» **RECORDS PROVIDED**:
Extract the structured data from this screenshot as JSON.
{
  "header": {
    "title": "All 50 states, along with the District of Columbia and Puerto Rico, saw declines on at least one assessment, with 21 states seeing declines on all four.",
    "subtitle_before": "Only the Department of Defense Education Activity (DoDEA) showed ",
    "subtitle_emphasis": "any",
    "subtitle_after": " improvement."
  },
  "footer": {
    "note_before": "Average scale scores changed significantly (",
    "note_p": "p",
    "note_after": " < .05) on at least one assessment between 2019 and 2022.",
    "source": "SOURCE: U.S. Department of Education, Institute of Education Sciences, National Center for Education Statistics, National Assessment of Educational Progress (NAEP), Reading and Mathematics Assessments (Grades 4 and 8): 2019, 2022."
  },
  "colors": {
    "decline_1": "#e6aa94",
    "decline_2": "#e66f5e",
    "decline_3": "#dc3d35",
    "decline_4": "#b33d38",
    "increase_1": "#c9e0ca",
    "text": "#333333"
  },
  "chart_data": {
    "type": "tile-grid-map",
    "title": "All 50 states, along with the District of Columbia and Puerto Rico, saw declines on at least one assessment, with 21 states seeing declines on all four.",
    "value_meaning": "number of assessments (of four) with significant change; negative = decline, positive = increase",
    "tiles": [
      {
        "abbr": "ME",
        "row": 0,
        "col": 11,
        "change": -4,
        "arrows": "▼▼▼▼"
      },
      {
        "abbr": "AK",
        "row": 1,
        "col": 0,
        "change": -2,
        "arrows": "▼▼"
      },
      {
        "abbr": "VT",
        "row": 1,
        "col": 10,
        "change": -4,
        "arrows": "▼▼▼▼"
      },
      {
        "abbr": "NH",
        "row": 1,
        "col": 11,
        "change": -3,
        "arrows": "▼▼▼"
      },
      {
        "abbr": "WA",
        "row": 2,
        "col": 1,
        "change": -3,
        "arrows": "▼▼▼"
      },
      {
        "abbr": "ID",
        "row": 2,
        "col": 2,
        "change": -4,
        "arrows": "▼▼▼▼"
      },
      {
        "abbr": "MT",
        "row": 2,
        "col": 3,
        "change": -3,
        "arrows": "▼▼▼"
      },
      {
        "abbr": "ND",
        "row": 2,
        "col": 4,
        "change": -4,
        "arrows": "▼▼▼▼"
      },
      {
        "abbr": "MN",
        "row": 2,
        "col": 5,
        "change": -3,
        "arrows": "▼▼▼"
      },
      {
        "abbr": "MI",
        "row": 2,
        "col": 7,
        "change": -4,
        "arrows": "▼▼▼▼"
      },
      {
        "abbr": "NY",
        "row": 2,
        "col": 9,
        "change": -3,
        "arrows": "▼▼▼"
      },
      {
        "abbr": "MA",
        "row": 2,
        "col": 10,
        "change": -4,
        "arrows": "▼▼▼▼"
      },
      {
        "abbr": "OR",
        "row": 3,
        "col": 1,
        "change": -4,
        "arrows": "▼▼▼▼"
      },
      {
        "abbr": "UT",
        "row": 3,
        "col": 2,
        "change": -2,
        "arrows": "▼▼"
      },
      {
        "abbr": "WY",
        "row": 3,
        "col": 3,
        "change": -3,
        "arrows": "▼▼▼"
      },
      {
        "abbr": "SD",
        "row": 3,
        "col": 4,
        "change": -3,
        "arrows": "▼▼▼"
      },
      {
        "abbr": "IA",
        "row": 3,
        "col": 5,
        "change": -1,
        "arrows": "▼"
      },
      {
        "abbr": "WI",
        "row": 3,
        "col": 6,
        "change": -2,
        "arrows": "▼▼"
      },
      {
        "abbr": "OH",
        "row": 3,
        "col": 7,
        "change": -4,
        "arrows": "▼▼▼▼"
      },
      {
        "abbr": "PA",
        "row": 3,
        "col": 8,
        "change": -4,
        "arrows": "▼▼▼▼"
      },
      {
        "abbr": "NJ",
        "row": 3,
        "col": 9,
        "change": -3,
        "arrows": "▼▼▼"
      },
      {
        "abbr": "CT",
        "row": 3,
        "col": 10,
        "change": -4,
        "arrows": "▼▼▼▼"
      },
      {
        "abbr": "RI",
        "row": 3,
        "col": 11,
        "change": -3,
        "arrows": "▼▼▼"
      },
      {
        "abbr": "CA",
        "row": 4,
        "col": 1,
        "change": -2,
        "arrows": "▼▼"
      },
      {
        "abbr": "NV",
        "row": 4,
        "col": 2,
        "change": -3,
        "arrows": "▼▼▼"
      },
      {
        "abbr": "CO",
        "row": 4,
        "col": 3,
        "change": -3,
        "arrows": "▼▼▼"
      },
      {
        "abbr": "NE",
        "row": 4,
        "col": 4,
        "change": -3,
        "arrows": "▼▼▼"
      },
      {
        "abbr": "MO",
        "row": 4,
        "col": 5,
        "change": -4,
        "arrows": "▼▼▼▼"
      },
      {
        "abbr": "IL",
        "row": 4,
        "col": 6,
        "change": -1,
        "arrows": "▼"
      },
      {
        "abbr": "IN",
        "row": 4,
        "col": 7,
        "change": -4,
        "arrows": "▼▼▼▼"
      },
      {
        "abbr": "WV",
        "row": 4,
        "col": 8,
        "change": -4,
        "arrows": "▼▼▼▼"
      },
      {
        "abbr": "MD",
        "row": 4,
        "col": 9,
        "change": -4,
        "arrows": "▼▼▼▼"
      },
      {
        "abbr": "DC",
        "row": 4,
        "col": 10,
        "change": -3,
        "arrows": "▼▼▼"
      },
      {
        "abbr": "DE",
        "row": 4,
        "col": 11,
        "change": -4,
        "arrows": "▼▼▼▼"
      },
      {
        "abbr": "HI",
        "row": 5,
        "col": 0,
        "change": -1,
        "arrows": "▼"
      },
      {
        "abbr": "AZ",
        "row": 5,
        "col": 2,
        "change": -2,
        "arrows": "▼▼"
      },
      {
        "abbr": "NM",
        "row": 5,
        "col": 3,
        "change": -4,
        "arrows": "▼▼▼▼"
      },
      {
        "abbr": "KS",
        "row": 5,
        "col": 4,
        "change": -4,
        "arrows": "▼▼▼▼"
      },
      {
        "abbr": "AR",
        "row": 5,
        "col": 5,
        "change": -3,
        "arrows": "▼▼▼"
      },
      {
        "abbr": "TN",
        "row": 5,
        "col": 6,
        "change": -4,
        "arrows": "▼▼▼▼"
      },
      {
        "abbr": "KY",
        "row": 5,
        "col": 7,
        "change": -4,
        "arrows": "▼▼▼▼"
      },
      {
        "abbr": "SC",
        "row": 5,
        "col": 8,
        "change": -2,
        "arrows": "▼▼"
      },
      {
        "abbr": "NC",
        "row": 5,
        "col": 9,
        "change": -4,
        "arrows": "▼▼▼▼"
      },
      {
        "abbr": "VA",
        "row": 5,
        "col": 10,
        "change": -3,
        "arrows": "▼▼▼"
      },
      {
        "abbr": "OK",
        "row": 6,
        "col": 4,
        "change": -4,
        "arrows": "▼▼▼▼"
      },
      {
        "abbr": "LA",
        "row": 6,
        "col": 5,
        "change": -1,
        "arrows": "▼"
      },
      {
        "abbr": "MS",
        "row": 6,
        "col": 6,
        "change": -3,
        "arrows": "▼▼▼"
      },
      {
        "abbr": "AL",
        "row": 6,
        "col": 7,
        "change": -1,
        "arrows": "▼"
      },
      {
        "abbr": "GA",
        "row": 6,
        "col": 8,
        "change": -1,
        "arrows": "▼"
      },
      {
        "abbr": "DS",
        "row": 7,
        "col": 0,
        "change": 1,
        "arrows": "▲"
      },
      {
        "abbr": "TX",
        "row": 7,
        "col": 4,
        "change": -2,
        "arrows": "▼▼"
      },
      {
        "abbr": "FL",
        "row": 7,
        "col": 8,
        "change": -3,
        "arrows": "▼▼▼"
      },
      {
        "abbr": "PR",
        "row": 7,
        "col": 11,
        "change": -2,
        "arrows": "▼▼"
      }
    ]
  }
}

» **GOAL**:
Check each line of the records above for the string "Education", and report every line that has it.

» **EXPECTED ANSWER**:
    "subtitle_before": "Only the Department of Defense Education Activity (DoDEA) showed ",
    "source": "SOURCE: U.S. Department of Education, Institute of Education Sciences, National Center for Education Statistics, National Assessment of Educational Progress (NAEP), Reading and Mathematics Assessments (Grades 4 and 8): 2019, 2022."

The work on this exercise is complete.